──────── Input ────────
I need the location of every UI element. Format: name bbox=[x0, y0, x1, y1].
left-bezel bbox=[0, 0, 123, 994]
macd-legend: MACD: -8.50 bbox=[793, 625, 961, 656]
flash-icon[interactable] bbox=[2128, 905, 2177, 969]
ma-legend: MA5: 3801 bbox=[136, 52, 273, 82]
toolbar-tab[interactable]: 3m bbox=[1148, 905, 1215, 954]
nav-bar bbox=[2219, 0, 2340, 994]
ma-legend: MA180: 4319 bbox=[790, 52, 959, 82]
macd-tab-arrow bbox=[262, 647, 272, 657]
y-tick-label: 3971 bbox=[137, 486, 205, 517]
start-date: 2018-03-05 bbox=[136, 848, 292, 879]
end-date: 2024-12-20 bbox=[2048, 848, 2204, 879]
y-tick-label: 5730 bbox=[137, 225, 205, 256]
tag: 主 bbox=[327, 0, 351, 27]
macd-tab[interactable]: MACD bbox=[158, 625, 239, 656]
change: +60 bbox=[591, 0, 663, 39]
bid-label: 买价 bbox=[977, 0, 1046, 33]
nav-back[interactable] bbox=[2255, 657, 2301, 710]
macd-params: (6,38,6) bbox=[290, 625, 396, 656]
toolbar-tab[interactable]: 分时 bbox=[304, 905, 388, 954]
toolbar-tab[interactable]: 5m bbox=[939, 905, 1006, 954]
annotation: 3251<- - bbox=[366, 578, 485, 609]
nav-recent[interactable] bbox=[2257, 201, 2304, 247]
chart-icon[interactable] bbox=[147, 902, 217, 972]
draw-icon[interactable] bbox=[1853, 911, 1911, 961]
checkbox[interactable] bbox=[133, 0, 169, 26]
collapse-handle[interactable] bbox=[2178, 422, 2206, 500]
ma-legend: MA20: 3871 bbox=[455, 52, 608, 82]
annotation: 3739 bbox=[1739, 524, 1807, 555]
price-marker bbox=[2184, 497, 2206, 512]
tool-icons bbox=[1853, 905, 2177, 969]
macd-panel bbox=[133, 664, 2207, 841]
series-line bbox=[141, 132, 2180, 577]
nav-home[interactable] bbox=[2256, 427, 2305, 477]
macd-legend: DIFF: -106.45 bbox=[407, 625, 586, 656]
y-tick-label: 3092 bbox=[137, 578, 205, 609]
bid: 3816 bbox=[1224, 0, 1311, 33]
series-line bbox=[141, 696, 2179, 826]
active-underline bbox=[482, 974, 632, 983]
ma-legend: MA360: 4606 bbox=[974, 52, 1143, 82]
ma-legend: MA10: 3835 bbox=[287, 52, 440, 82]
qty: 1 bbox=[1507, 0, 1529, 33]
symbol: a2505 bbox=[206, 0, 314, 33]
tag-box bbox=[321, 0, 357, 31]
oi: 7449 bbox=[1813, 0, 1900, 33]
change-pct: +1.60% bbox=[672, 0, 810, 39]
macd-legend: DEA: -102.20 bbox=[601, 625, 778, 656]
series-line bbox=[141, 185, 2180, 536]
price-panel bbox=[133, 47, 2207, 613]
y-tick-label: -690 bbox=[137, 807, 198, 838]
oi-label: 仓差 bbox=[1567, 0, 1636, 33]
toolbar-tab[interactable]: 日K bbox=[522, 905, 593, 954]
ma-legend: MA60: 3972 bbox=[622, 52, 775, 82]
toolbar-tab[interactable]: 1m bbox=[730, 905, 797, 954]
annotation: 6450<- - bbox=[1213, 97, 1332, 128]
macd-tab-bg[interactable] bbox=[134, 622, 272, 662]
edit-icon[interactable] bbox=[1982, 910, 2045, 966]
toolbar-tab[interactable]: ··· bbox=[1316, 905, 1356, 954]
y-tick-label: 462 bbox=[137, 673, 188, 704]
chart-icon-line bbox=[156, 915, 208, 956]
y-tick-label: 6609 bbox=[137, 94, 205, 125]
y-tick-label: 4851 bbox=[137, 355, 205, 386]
────────
• _Job_
Please edit the stretch of entries from the first one through the line containing "symbol: a2505 bbox=[206, 0, 314, 33]" so that "ma-legend" becomes "moving-average-legend" and nothing else changes. Return only those lines.

• _Task response_
I need the location of every UI element. Format: name bbox=[x0, y0, x1, y1].
left-bezel bbox=[0, 0, 123, 994]
macd-legend: MACD: -8.50 bbox=[793, 625, 961, 656]
flash-icon[interactable] bbox=[2128, 905, 2177, 969]
moving-average-legend: MA5: 3801 bbox=[136, 52, 273, 82]
toolbar-tab[interactable]: 3m bbox=[1148, 905, 1215, 954]
nav-bar bbox=[2219, 0, 2340, 994]
moving-average-legend: MA180: 4319 bbox=[790, 52, 959, 82]
macd-tab-arrow bbox=[262, 647, 272, 657]
y-tick-label: 3971 bbox=[137, 486, 205, 517]
start-date: 2018-03-05 bbox=[136, 848, 292, 879]
end-date: 2024-12-20 bbox=[2048, 848, 2204, 879]
y-tick-label: 5730 bbox=[137, 225, 205, 256]
tag: 主 bbox=[327, 0, 351, 27]
macd-tab[interactable]: MACD bbox=[158, 625, 239, 656]
change: +60 bbox=[591, 0, 663, 39]
bid-label: 买价 bbox=[977, 0, 1046, 33]
nav-back[interactable] bbox=[2255, 657, 2301, 710]
macd-params: (6,38,6) bbox=[290, 625, 396, 656]
toolbar-tab[interactable]: 分时 bbox=[304, 905, 388, 954]
toolbar-tab[interactable]: 5m bbox=[939, 905, 1006, 954]
annotation: 3251<- - bbox=[366, 578, 485, 609]
nav-recent[interactable] bbox=[2257, 201, 2304, 247]
chart-icon[interactable] bbox=[147, 902, 217, 972]
draw-icon[interactable] bbox=[1853, 911, 1911, 961]
checkbox[interactable] bbox=[133, 0, 169, 26]
collapse-handle[interactable] bbox=[2178, 422, 2206, 500]
moving-average-legend: MA20: 3871 bbox=[455, 52, 608, 82]
annotation: 3739 bbox=[1739, 524, 1807, 555]
price-marker bbox=[2184, 497, 2206, 512]
tool-icons bbox=[1853, 905, 2177, 969]
macd-panel bbox=[133, 664, 2207, 841]
series-line bbox=[141, 132, 2180, 577]
nav-home[interactable] bbox=[2256, 427, 2305, 477]
macd-legend: DIFF: -106.45 bbox=[407, 625, 586, 656]
y-tick-label: 3092 bbox=[137, 578, 205, 609]
bid: 3816 bbox=[1224, 0, 1311, 33]
series-line bbox=[141, 696, 2179, 826]
active-underline bbox=[482, 974, 632, 983]
moving-average-legend: MA360: 4606 bbox=[974, 52, 1143, 82]
moving-average-legend: MA10: 3835 bbox=[287, 52, 440, 82]
qty: 1 bbox=[1507, 0, 1529, 33]
symbol: a2505 bbox=[206, 0, 314, 33]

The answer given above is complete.